## SUPPLIED RECORDS
## begin

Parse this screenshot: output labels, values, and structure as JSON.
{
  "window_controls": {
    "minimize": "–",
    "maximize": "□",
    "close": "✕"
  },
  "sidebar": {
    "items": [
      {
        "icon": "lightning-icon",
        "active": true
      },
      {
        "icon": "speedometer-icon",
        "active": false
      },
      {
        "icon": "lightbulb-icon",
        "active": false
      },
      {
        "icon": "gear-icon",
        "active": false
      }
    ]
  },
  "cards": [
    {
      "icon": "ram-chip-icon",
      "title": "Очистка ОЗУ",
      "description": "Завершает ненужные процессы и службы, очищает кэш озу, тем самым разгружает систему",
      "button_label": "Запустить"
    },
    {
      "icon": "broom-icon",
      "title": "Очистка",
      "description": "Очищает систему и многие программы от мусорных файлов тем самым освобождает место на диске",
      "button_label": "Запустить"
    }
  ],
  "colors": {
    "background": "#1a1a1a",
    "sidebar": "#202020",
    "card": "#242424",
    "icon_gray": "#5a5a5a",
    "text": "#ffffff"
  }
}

## end

## SHORT PROBLEM
Sift through the entries and copy every line with "систему".

## SOLUTION TO THIS EXERCISE
      "description": "Завершает ненужные процессы и службы, очищает кэш озу, тем самым разгружает систему",
      "description": "Очищает систему и многие программы от мусорных файлов тем самым освобождает место на диске",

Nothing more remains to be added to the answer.